Document page entries with text:

#####

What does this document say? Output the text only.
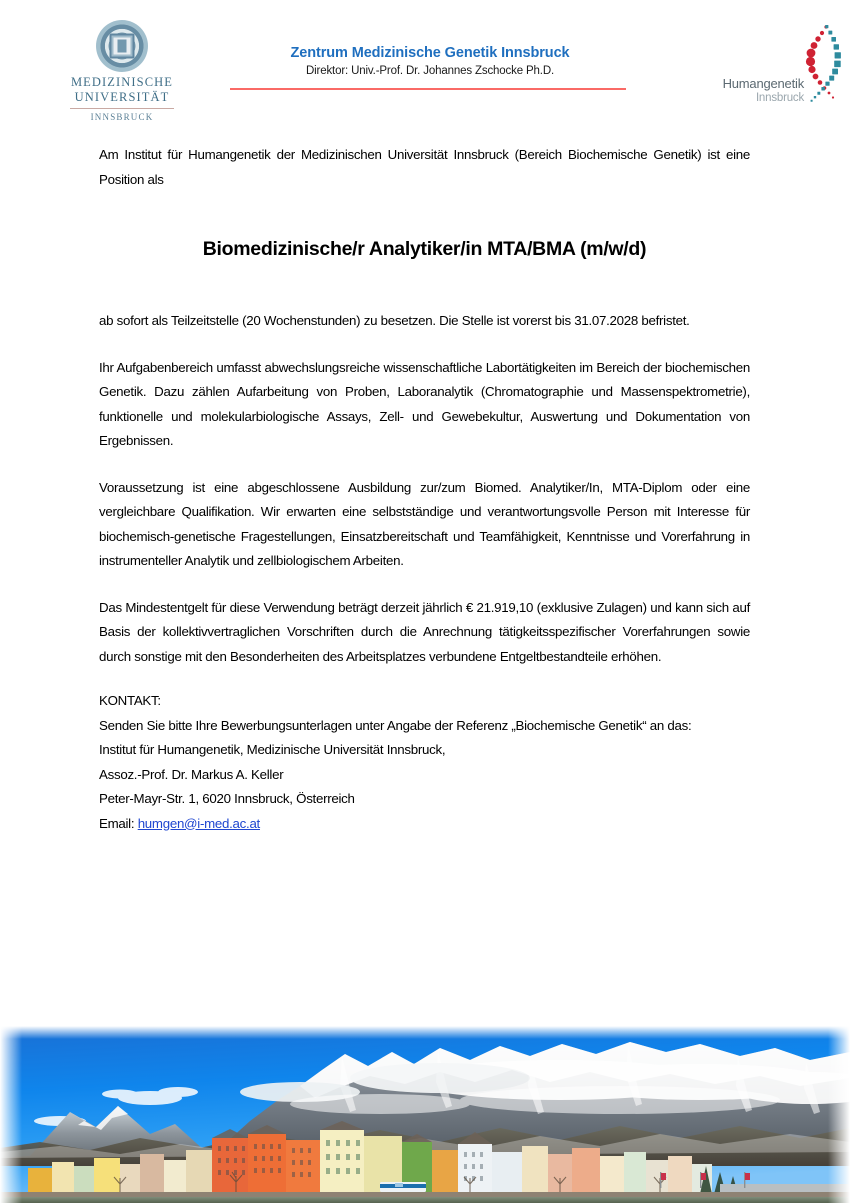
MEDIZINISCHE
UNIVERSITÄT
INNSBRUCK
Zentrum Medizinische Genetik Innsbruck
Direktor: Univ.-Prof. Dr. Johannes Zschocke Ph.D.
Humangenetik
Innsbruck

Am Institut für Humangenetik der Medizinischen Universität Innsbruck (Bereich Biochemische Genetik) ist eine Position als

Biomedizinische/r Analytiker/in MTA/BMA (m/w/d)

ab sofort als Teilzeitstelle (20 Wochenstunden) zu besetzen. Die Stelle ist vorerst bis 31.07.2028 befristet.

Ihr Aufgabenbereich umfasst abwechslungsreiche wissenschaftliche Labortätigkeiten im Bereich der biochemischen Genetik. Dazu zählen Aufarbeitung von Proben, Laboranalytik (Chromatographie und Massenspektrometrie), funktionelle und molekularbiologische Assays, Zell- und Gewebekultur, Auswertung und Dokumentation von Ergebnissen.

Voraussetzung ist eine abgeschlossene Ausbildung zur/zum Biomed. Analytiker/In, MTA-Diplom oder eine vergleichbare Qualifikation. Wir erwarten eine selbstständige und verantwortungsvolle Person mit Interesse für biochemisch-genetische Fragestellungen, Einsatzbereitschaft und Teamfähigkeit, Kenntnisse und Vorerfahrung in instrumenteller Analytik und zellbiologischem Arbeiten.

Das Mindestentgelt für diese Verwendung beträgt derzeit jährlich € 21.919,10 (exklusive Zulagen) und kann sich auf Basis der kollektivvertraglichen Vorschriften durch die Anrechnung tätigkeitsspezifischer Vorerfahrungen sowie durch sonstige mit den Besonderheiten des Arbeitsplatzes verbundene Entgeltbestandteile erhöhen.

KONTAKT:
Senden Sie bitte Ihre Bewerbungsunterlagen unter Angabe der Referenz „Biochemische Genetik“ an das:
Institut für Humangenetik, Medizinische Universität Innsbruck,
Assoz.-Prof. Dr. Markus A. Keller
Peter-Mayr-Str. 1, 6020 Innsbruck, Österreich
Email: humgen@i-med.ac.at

#####

Instructions for the task — Because the pictures are not wanted, retype only the text of every record, exactly as given.

Result for this task —
What does this document say? Output the text only.
MEDIZINISCHE
UNIVERSITÄT
INNSBRUCK
Zentrum Medizinische Genetik Innsbruck
Direktor: Univ.-Prof. Dr. Johannes Zschocke Ph.D.
Humangenetik
Innsbruck

Am Institut für Humangenetik der Medizinischen Universität Innsbruck (Bereich Biochemische Genetik) ist eine Position als

Biomedizinische/r Analytiker/in MTA/BMA (m/w/d)

ab sofort als Teilzeitstelle (20 Wochenstunden) zu besetzen. Die Stelle ist vorerst bis 31.07.2028 befristet.

Ihr Aufgabenbereich umfasst abwechslungsreiche wissenschaftliche Labortätigkeiten im Bereich der biochemischen Genetik. Dazu zählen Aufarbeitung von Proben, Laboranalytik (Chromatographie und Massenspektrometrie), funktionelle und molekularbiologische Assays, Zell- und Gewebekultur, Auswertung und Dokumentation von Ergebnissen.

Voraussetzung ist eine abgeschlossene Ausbildung zur/zum Biomed. Analytiker/In, MTA-Diplom oder eine vergleichbare Qualifikation. Wir erwarten eine selbstständige und verantwortungsvolle Person mit Interesse für biochemisch-genetische Fragestellungen, Einsatzbereitschaft und Teamfähigkeit, Kenntnisse und Vorerfahrung in instrumenteller Analytik und zellbiologischem Arbeiten.

Das Mindestentgelt für diese Verwendung beträgt derzeit jährlich € 21.919,10 (exklusive Zulagen) und kann sich auf Basis der kollektivvertraglichen Vorschriften durch die Anrechnung tätigkeitsspezifischer Vorerfahrungen sowie durch sonstige mit den Besonderheiten des Arbeitsplatzes verbundene Entgeltbestandteile erhöhen.

KONTAKT:
Senden Sie bitte Ihre Bewerbungsunterlagen unter Angabe der Referenz „Biochemische Genetik“ an das:
Institut für Humangenetik, Medizinische Universität Innsbruck,
Assoz.-Prof. Dr. Markus A. Keller
Peter-Mayr-Str. 1, 6020 Innsbruck, Österreich
Email: humgen@i-med.ac.at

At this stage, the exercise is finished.